### PROBLEM TO WORK ON
Repeat the material verbatim and drop the pictures.

Stored records:
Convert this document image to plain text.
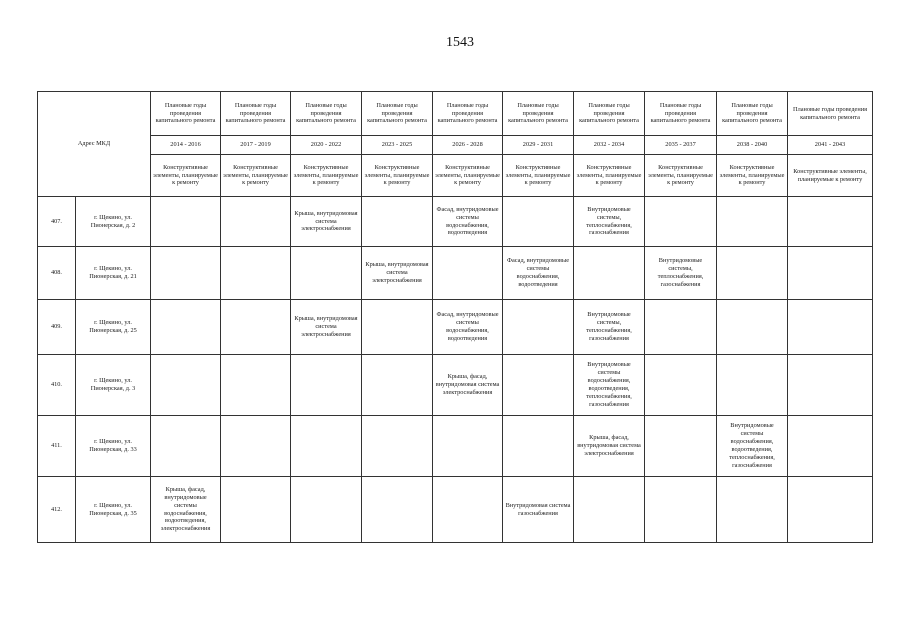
1543
Адрес МКД		Плановые годы проведения капитального ремонта	Плановые годы проведения капитального ремонта	Плановые годы проведения капитального ремонта	Плановые годы проведения капитального ремонта	Плановые годы проведения капитального ремонта	Плановые годы проведения капитального ремонта	Плановые годы проведения капитального ремонта	Плановые годы проведения капитального ремонта	Плановые годы проведения капитального ремонта	Плановые годы проведения капитального ремонта
		2014 - 2016	2017 - 2019	2020 - 2022	2023 - 2025	2026 - 2028	2029 - 2031	2032 - 2034	2035 - 2037	2038 - 2040	2041 - 2043
		Конструктивные элементы, планируемые к ремонту	Конструктивные элементы, планируемые к ремонту	Конструктивные элементы, планируемые к ремонту	Конструктивные элементы, планируемые к ремонту	Конструктивные элементы, планируемые к ремонту	Конструктивные элементы, планируемые к ремонту	Конструктивные элементы, планируемые к ремонту	Конструктивные элементы, планируемые к ремонту	Конструктивные элементы, планируемые к ремонту	Конструктивные элементы, планируемые к ремонту
407.	г. Щекино, ул. Пионерская, д. 2			Крыша, внутридомовая система электроснабжения		Фасад, внутридомовые системы водоснабжения, водоотведения		Внутридомовые системы, теплоснабжения, газоснабжения			
408.	г. Щекино, ул. Пионерская, д. 21				Крыша, внутридомовая система электроснабжения		Фасад, внутридомовые системы водоснабжения, водоотведения		Внутридомовые системы, теплоснабжения, газоснабжения		
409.	г. Щекино, ул. Пионерская, д. 25			Крыша, внутридомовая система электроснабжения		Фасад, внутридомовые системы водоснабжения, водоотведения		Внутридомовые системы, теплоснабжения, газоснабжения			
410.	г. Щекино, ул. Пионерская, д. 3					Крыша, фасад, внутридомовая система электроснабжения		Внутридомовые системы водоснабжения, водоотведения, теплоснабжения, газоснабжения			
411.	г. Щекино, ул. Пионерская, д. 33							Крыша, фасад, внутридомовая система электроснабжения		Внутридомовые системы водоснабжения, водоотведения, теплоснабжения, газоснабжения	
412.	г. Щекино, ул. Пионерская, д. 35	Крыша, фасад, внутридомовые системы водоснабжения, водоотведения, электроснабжения					Внутридомовая система газоснабжения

### COMPLETED TASK
Convert this document image to plain text.
1543
Адрес МКД		Плановые годы проведения капитального ремонта	Плановые годы проведения капитального ремонта	Плановые годы проведения капитального ремонта	Плановые годы проведения капитального ремонта	Плановые годы проведения капитального ремонта	Плановые годы проведения капитального ремонта	Плановые годы проведения капитального ремонта	Плановые годы проведения капитального ремонта	Плановые годы проведения капитального ремонта	Плановые годы проведения капитального ремонта
		2014 - 2016	2017 - 2019	2020 - 2022	2023 - 2025	2026 - 2028	2029 - 2031	2032 - 2034	2035 - 2037	2038 - 2040	2041 - 2043
		Конструктивные элементы, планируемые к ремонту	Конструктивные элементы, планируемые к ремонту	Конструктивные элементы, планируемые к ремонту	Конструктивные элементы, планируемые к ремонту	Конструктивные элементы, планируемые к ремонту	Конструктивные элементы, планируемые к ремонту	Конструктивные элементы, планируемые к ремонту	Конструктивные элементы, планируемые к ремонту	Конструктивные элементы, планируемые к ремонту	Конструктивные элементы, планируемые к ремонту
407.	г. Щекино, ул. Пионерская, д. 2			Крыша, внутридомовая система электроснабжения		Фасад, внутридомовые системы водоснабжения, водоотведения		Внутридомовые системы, теплоснабжения, газоснабжения			
408.	г. Щекино, ул. Пионерская, д. 21				Крыша, внутридомовая система электроснабжения		Фасад, внутридомовые системы водоснабжения, водоотведения		Внутридомовые системы, теплоснабжения, газоснабжения		
409.	г. Щекино, ул. Пионерская, д. 25			Крыша, внутридомовая система электроснабжения		Фасад, внутридомовые системы водоснабжения, водоотведения		Внутридомовые системы, теплоснабжения, газоснабжения			
410.	г. Щекино, ул. Пионерская, д. 3					Крыша, фасад, внутридомовая система электроснабжения		Внутридомовые системы водоснабжения, водоотведения, теплоснабжения, газоснабжения			
411.	г. Щекино, ул. Пионерская, д. 33							Крыша, фасад, внутридомовая система электроснабжения		Внутридомовые системы водоснабжения, водоотведения, теплоснабжения, газоснабжения	
412.	г. Щекино, ул. Пионерская, д. 35	Крыша, фасад, внутридомовые системы водоснабжения, водоотведения, электроснабжения					Внутридомовая система газоснабжения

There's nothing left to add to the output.